*DATA RECORDS*:
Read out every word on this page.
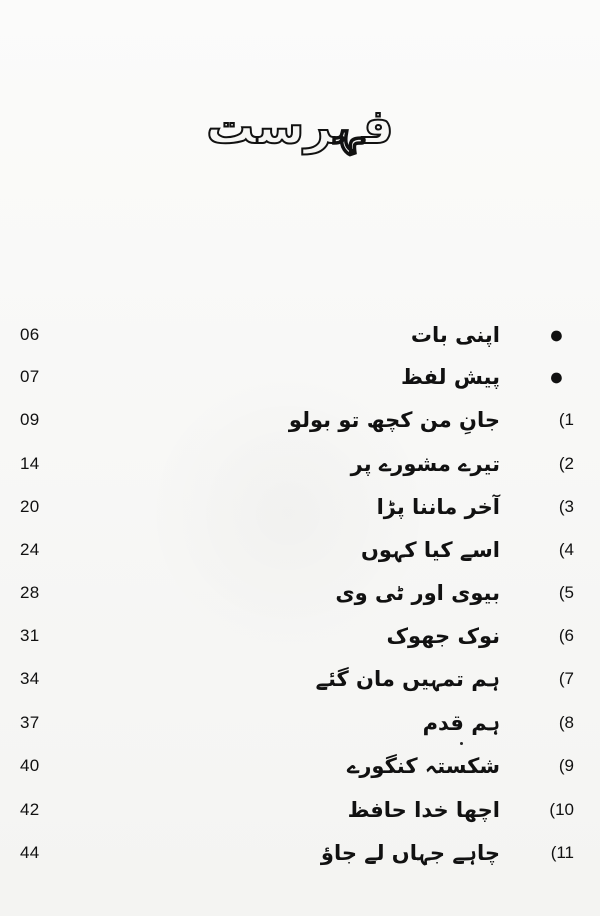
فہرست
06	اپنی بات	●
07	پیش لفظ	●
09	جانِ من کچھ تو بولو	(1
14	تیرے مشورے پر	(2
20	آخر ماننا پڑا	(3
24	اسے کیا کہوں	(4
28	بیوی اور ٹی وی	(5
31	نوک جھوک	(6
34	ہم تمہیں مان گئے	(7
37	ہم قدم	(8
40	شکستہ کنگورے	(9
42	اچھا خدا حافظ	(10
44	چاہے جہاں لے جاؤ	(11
---
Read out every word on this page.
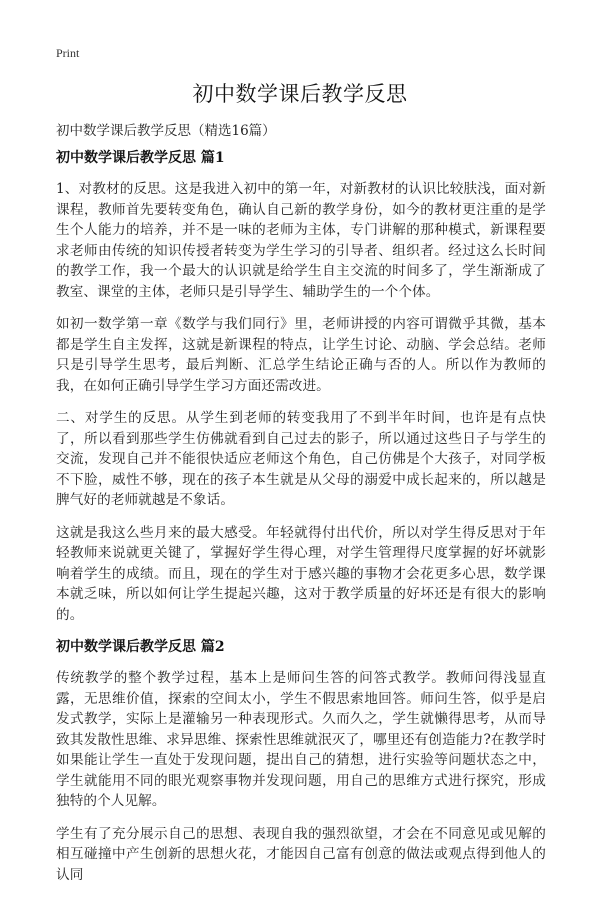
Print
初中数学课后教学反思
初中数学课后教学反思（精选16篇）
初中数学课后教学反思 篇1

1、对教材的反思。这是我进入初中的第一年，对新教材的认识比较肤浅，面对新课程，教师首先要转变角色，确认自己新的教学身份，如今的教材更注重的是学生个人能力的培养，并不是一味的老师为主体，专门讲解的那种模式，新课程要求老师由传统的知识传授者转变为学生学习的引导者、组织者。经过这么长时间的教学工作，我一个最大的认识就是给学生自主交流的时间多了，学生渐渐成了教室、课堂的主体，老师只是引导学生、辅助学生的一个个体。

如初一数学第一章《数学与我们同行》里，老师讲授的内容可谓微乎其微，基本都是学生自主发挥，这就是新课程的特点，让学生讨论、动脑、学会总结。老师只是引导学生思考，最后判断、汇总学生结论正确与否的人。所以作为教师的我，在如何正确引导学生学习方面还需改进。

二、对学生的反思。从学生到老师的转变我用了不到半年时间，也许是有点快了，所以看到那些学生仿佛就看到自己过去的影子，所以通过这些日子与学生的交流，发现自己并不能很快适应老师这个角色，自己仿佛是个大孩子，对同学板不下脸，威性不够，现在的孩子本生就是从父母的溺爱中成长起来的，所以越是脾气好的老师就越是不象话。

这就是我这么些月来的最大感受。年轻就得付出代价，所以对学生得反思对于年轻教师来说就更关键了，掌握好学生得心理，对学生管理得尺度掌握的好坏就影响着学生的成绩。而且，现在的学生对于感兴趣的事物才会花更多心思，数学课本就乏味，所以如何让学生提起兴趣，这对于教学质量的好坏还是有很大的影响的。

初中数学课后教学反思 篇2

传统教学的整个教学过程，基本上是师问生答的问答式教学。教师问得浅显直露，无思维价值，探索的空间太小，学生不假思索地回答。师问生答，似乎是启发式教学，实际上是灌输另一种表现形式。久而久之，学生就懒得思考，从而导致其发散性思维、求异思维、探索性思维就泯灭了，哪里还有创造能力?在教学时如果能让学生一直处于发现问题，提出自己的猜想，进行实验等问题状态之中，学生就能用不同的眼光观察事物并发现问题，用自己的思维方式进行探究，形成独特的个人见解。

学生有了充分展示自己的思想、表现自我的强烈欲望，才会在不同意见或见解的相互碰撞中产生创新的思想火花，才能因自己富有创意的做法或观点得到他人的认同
--
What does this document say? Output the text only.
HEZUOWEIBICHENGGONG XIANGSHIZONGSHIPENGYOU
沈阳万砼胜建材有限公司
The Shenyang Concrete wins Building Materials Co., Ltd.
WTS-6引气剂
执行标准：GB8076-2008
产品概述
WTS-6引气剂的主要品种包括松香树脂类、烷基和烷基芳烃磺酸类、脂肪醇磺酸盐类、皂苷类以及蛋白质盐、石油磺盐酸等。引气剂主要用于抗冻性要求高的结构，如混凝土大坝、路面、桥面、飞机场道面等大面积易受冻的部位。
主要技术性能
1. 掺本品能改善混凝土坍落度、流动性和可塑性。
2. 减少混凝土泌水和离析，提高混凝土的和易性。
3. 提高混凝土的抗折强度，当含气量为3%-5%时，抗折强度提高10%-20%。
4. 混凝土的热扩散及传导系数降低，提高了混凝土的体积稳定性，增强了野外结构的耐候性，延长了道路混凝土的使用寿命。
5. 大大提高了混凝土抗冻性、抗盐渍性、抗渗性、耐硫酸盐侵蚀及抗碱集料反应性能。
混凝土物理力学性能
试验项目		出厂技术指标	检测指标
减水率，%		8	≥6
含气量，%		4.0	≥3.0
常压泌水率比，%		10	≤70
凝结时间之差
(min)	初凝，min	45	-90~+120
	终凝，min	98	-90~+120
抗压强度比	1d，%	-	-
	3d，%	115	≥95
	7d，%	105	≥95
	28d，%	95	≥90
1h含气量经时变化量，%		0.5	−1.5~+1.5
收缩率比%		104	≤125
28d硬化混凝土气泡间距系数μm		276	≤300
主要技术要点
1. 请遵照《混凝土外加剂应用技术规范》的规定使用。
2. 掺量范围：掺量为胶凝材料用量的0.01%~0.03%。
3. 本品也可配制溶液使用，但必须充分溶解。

*TO BE DONE*: Using the material above, state how many lines include the string "初中数学课后教学反思". Answer with a single number.

*RESPONSE*: 4